Data records:

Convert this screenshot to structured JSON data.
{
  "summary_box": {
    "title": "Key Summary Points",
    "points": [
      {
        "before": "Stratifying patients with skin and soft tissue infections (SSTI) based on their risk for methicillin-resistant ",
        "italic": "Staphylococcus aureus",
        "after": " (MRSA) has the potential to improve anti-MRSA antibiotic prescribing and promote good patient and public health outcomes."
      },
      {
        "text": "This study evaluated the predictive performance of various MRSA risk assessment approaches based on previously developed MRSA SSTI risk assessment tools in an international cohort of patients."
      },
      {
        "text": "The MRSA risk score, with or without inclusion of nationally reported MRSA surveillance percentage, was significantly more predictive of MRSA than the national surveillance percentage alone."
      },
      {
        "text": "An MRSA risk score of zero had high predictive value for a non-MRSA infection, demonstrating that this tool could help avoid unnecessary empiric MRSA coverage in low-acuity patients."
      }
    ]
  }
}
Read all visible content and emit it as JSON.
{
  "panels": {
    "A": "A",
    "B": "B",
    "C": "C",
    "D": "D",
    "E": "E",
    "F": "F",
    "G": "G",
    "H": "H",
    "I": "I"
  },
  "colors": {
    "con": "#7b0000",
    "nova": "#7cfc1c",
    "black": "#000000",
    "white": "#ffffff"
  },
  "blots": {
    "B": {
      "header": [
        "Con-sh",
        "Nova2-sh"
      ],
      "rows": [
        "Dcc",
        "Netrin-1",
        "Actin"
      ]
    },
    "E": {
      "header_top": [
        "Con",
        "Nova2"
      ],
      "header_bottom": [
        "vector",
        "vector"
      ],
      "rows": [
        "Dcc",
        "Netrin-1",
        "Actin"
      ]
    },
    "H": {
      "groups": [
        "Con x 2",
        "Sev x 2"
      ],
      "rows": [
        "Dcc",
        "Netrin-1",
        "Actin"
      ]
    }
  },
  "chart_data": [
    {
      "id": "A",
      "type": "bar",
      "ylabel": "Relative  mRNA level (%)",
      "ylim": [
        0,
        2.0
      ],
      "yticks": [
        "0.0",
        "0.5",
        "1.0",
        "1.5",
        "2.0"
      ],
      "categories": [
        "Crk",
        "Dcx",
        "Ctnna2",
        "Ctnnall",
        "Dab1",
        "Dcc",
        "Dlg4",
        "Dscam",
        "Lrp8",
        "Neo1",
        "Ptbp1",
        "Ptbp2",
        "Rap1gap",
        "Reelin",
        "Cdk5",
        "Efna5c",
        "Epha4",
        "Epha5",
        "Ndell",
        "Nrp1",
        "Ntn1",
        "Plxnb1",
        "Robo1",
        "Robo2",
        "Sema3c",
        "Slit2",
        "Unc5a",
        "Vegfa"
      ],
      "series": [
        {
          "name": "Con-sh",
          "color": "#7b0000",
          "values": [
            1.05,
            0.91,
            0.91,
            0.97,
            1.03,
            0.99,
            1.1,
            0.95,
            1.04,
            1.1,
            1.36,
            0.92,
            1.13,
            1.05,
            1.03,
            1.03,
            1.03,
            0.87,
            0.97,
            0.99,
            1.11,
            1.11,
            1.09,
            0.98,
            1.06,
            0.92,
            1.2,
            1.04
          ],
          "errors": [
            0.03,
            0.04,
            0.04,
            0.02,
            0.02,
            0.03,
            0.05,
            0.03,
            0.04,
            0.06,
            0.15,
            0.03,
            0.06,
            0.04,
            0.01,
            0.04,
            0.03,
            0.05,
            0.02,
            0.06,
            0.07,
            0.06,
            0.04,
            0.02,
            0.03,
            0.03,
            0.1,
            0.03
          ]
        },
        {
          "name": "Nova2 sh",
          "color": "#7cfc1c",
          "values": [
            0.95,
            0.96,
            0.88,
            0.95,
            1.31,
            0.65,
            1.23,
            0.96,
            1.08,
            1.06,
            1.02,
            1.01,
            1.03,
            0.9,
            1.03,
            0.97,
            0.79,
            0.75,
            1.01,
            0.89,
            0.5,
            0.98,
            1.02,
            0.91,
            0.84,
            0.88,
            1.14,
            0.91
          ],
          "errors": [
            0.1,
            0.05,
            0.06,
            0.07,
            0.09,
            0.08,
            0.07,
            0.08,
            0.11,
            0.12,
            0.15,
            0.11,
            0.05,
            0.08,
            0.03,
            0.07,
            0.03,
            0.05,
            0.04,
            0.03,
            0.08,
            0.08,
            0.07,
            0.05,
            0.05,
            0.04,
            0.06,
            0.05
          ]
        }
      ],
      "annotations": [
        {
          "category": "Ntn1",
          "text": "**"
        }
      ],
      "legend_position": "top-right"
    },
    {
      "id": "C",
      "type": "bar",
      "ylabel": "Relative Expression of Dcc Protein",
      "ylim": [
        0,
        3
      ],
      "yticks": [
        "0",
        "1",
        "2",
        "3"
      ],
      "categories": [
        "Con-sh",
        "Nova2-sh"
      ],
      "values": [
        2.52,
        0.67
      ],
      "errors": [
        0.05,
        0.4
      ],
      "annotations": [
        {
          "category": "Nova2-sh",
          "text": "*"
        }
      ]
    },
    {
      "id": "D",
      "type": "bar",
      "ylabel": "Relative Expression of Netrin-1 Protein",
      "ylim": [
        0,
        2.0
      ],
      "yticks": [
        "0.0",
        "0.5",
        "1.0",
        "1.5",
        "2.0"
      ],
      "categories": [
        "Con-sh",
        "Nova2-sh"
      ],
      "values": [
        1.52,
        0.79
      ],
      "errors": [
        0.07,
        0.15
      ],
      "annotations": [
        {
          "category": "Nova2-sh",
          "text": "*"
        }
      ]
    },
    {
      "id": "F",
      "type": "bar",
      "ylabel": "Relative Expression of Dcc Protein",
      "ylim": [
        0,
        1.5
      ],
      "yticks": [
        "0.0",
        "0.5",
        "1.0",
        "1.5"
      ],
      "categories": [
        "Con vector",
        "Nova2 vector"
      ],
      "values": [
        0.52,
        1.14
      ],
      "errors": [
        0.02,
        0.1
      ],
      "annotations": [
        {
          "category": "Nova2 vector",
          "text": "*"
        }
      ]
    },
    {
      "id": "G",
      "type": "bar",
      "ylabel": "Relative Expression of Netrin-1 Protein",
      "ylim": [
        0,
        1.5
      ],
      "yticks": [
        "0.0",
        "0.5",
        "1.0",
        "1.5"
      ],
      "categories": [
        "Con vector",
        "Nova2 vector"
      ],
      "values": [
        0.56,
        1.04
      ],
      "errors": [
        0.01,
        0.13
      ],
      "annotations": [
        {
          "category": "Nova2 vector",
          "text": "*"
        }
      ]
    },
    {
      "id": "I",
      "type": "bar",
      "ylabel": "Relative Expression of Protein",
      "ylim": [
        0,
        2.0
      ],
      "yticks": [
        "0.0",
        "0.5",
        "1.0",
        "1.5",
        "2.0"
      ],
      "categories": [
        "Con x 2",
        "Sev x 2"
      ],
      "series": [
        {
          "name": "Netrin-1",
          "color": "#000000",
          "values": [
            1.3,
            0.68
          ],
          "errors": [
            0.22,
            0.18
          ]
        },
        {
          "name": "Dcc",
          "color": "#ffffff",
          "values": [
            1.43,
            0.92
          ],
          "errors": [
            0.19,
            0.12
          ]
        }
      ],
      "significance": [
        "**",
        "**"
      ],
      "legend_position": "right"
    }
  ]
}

About this task:
Looking at the records above, tally the lines holding "name" and reply with that number only.

Output for this exercise:
4